--- BEGIN ---

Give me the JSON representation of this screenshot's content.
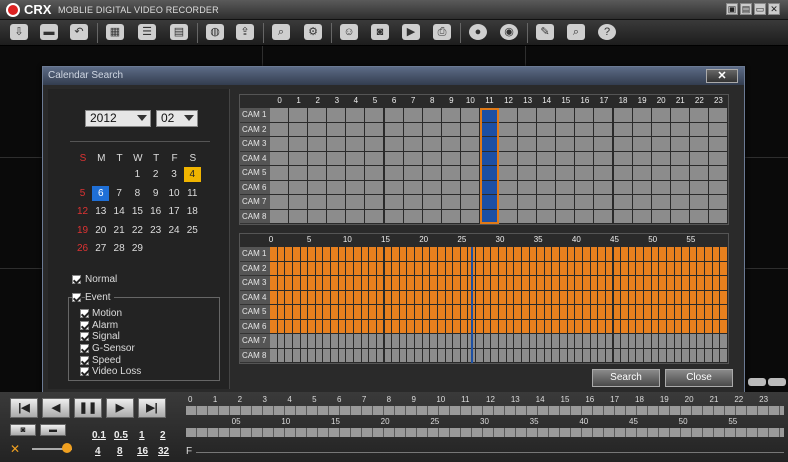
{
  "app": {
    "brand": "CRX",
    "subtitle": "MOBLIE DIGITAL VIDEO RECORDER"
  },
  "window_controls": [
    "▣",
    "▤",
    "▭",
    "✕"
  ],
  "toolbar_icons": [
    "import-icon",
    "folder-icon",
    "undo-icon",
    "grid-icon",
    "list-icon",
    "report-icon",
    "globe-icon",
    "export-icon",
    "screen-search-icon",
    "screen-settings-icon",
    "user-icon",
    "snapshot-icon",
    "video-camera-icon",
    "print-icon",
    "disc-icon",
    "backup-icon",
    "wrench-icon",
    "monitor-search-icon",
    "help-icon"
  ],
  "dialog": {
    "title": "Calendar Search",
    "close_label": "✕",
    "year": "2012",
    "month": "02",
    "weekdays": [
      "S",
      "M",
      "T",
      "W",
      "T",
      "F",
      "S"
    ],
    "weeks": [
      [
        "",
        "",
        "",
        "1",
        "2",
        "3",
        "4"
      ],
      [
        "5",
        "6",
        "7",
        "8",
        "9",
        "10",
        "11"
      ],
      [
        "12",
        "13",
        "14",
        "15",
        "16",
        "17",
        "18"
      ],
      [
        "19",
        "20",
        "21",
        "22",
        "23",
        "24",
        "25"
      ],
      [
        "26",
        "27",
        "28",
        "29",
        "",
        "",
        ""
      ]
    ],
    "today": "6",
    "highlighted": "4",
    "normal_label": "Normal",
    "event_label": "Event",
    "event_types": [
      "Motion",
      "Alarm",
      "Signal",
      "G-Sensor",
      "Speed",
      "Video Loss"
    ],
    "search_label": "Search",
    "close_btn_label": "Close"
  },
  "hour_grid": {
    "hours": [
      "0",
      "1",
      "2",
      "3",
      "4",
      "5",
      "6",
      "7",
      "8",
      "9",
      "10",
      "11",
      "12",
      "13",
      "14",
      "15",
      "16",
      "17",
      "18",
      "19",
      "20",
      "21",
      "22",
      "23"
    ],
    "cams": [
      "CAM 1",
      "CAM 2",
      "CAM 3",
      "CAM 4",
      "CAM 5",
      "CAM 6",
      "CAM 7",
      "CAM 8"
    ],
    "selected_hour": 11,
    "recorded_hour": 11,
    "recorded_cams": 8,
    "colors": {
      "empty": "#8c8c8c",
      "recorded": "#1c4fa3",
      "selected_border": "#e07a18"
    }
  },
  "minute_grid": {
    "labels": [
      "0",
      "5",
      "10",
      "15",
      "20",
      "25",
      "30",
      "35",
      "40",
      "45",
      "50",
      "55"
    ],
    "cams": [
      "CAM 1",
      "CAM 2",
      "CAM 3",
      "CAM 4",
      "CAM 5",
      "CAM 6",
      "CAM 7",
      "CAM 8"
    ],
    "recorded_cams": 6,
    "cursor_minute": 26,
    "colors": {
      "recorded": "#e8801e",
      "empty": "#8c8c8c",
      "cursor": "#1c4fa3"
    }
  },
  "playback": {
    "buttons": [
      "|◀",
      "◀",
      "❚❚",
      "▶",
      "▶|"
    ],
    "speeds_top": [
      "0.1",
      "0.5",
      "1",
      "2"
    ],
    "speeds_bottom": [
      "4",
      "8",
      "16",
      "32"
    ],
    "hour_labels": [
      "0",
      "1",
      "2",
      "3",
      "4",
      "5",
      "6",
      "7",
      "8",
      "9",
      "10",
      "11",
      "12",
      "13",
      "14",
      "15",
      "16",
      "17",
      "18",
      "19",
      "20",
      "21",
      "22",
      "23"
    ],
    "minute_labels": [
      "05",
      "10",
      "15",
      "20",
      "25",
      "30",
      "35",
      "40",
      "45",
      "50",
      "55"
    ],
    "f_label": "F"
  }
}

--- END ---

WRITTEN TASK – In the copy, include all records verbatim but no images.

SOLUTION FOR THIS EXERCISE –
Give me the JSON representation of this screenshot's content.
{
  "app": {
    "brand": "CRX",
    "subtitle": "MOBLIE DIGITAL VIDEO RECORDER"
  },
  "window_controls": [
    "▣",
    "▤",
    "▭",
    "✕"
  ],
  "toolbar_icons": [
    "import-icon",
    "folder-icon",
    "undo-icon",
    "grid-icon",
    "list-icon",
    "report-icon",
    "globe-icon",
    "export-icon",
    "screen-search-icon",
    "screen-settings-icon",
    "user-icon",
    "snapshot-icon",
    "video-camera-icon",
    "print-icon",
    "disc-icon",
    "backup-icon",
    "wrench-icon",
    "monitor-search-icon",
    "help-icon"
  ],
  "dialog": {
    "title": "Calendar Search",
    "close_label": "✕",
    "year": "2012",
    "month": "02",
    "weekdays": [
      "S",
      "M",
      "T",
      "W",
      "T",
      "F",
      "S"
    ],
    "weeks": [
      [
        "",
        "",
        "",
        "1",
        "2",
        "3",
        "4"
      ],
      [
        "5",
        "6",
        "7",
        "8",
        "9",
        "10",
        "11"
      ],
      [
        "12",
        "13",
        "14",
        "15",
        "16",
        "17",
        "18"
      ],
      [
        "19",
        "20",
        "21",
        "22",
        "23",
        "24",
        "25"
      ],
      [
        "26",
        "27",
        "28",
        "29",
        "",
        "",
        ""
      ]
    ],
    "today": "6",
    "highlighted": "4",
    "normal_label": "Normal",
    "event_label": "Event",
    "event_types": [
      "Motion",
      "Alarm",
      "Signal",
      "G-Sensor",
      "Speed",
      "Video Loss"
    ],
    "search_label": "Search",
    "close_btn_label": "Close"
  },
  "hour_grid": {
    "hours": [
      "0",
      "1",
      "2",
      "3",
      "4",
      "5",
      "6",
      "7",
      "8",
      "9",
      "10",
      "11",
      "12",
      "13",
      "14",
      "15",
      "16",
      "17",
      "18",
      "19",
      "20",
      "21",
      "22",
      "23"
    ],
    "cams": [
      "CAM 1",
      "CAM 2",
      "CAM 3",
      "CAM 4",
      "CAM 5",
      "CAM 6",
      "CAM 7",
      "CAM 8"
    ],
    "selected_hour": 11,
    "recorded_hour": 11,
    "recorded_cams": 8,
    "colors": {
      "empty": "#8c8c8c",
      "recorded": "#1c4fa3",
      "selected_border": "#e07a18"
    }
  },
  "minute_grid": {
    "labels": [
      "0",
      "5",
      "10",
      "15",
      "20",
      "25",
      "30",
      "35",
      "40",
      "45",
      "50",
      "55"
    ],
    "cams": [
      "CAM 1",
      "CAM 2",
      "CAM 3",
      "CAM 4",
      "CAM 5",
      "CAM 6",
      "CAM 7",
      "CAM 8"
    ],
    "recorded_cams": 6,
    "cursor_minute": 26,
    "colors": {
      "recorded": "#e8801e",
      "empty": "#8c8c8c",
      "cursor": "#1c4fa3"
    }
  },
  "playback": {
    "buttons": [
      "|◀",
      "◀",
      "❚❚",
      "▶",
      "▶|"
    ],
    "speeds_top": [
      "0.1",
      "0.5",
      "1",
      "2"
    ],
    "speeds_bottom": [
      "4",
      "8",
      "16",
      "32"
    ],
    "hour_labels": [
      "0",
      "1",
      "2",
      "3",
      "4",
      "5",
      "6",
      "7",
      "8",
      "9",
      "10",
      "11",
      "12",
      "13",
      "14",
      "15",
      "16",
      "17",
      "18",
      "19",
      "20",
      "21",
      "22",
      "23"
    ],
    "minute_labels": [
      "05",
      "10",
      "15",
      "20",
      "25",
      "30",
      "35",
      "40",
      "45",
      "50",
      "55"
    ],
    "f_label": "F"
  }
}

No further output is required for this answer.